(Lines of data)
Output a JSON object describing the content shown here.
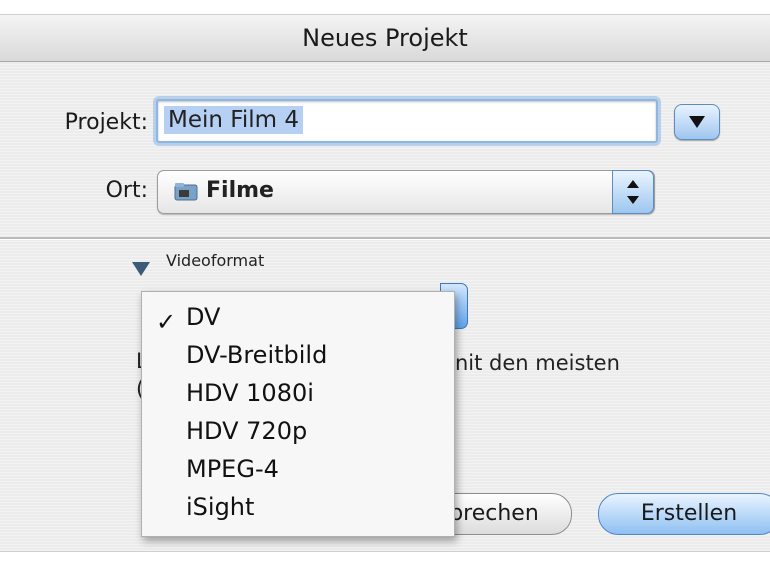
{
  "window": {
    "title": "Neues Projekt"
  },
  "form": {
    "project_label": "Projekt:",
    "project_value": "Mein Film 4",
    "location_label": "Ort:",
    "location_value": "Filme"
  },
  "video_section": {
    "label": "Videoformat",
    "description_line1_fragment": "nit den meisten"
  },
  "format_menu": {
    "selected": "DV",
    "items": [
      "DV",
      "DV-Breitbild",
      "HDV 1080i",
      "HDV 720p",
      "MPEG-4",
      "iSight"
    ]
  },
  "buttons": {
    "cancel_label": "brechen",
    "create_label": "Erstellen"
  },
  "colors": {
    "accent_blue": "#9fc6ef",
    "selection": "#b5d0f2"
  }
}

Instructions to follow: Exclude the images and reproduce the remaining data exactly.

Solved exercise:
Output a JSON object describing the content shown here.
{
  "window": {
    "title": "Neues Projekt"
  },
  "form": {
    "project_label": "Projekt:",
    "project_value": "Mein Film 4",
    "location_label": "Ort:",
    "location_value": "Filme"
  },
  "video_section": {
    "label": "Videoformat",
    "description_line1_fragment": "nit den meisten"
  },
  "format_menu": {
    "selected": "DV",
    "items": [
      "DV",
      "DV-Breitbild",
      "HDV 1080i",
      "HDV 720p",
      "MPEG-4",
      "iSight"
    ]
  },
  "buttons": {
    "cancel_label": "brechen",
    "create_label": "Erstellen"
  },
  "colors": {
    "accent_blue": "#9fc6ef",
    "selection": "#b5d0f2"
  }
}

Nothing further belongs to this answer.